Among the entries, which lines carry the string "your"? Copy each of them.
Start of Entries shown
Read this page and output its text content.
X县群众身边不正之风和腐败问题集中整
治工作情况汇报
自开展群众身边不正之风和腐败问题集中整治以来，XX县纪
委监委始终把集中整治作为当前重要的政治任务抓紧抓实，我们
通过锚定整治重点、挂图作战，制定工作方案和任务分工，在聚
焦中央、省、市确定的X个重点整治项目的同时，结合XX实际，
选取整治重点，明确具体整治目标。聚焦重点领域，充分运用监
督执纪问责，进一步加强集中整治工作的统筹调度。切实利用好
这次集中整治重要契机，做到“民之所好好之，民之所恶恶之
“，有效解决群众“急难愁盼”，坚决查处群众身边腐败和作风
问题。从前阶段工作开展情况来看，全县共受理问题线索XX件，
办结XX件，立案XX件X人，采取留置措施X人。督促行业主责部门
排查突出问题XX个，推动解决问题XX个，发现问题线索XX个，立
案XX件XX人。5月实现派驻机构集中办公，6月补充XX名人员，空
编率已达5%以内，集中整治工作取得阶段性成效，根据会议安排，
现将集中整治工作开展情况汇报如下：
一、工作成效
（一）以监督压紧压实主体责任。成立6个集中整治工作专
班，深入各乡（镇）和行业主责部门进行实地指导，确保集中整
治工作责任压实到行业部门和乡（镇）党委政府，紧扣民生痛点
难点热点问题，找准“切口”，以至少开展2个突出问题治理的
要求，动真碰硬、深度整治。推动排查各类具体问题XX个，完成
End of Entries shown
Start of Entries shown
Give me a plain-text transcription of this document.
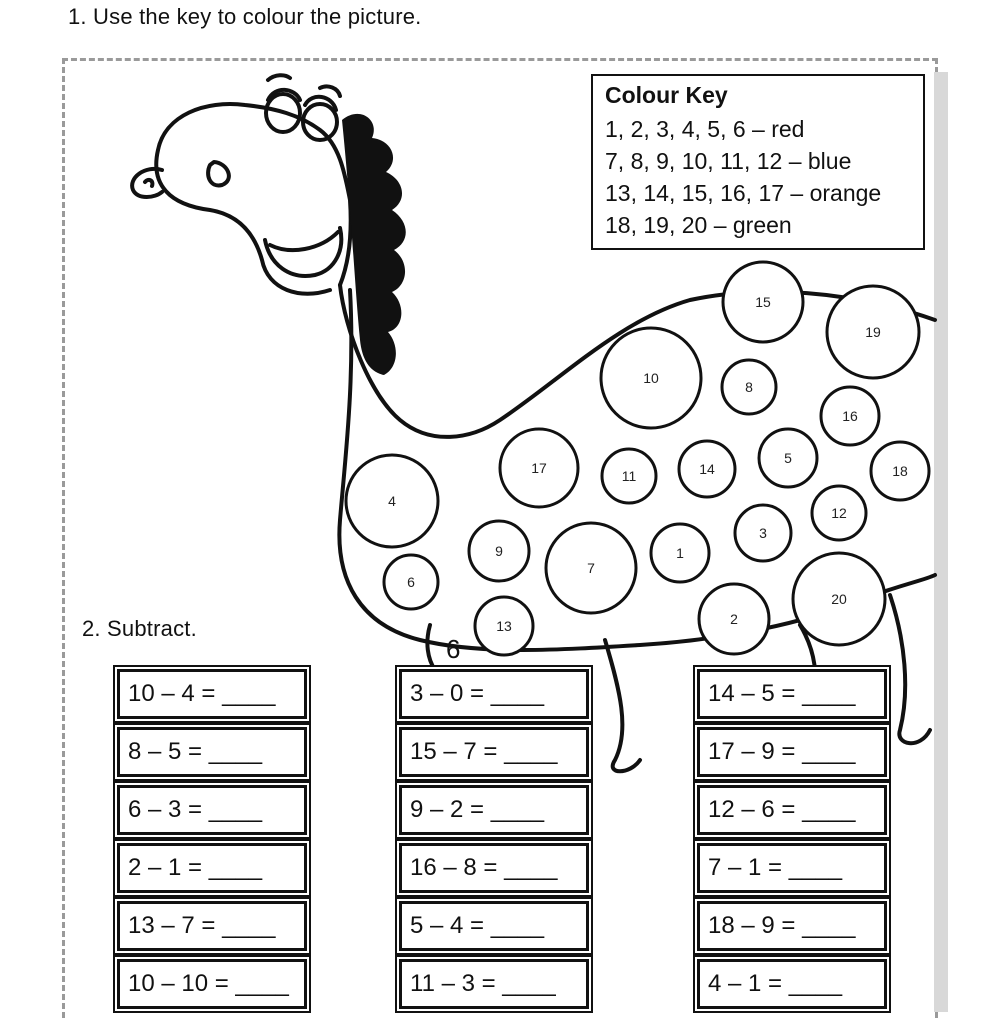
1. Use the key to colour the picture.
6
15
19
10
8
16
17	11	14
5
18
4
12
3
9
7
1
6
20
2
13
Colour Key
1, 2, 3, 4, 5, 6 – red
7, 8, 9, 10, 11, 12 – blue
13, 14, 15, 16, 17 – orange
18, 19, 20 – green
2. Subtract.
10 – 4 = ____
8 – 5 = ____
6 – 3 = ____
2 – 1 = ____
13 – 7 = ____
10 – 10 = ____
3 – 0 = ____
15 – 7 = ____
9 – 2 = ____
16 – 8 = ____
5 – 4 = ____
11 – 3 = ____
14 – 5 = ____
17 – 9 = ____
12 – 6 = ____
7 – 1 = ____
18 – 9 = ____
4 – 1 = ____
End of Entries shown
Start of Entries shown
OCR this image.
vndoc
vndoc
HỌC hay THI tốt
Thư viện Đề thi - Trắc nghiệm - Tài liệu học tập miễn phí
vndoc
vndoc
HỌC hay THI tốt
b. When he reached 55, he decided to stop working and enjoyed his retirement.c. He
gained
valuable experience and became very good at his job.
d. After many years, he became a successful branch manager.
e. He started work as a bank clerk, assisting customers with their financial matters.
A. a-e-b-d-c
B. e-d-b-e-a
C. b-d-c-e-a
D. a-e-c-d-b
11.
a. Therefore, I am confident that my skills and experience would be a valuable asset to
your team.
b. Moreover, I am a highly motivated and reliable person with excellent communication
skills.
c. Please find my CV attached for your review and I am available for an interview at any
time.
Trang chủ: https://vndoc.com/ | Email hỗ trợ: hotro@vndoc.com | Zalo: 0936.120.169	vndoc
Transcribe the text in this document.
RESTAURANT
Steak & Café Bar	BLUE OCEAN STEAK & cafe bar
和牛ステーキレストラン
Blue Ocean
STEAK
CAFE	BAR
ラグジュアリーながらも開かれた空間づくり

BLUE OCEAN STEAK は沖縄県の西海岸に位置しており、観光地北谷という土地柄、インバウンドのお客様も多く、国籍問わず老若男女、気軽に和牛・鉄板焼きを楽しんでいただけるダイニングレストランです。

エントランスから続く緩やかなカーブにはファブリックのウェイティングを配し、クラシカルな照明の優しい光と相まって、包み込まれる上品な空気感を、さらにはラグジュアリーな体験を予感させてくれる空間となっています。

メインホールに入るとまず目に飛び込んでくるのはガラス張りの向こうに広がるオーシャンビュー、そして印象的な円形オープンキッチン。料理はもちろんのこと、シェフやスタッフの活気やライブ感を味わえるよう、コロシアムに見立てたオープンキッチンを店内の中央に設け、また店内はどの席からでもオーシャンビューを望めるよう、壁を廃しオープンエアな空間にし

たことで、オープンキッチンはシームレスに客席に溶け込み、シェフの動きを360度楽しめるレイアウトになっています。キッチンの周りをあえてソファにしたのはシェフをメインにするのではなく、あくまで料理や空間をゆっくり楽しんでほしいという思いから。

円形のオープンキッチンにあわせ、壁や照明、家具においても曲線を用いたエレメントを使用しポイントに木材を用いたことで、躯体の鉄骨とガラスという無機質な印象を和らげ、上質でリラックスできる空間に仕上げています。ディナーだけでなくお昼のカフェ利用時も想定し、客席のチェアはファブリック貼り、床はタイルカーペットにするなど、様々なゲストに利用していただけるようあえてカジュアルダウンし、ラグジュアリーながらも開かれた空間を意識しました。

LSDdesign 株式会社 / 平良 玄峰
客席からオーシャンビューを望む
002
End of Entries shown
→ Task response:
your team.
c. Please find my CV attached for your review and I am available for an interview at any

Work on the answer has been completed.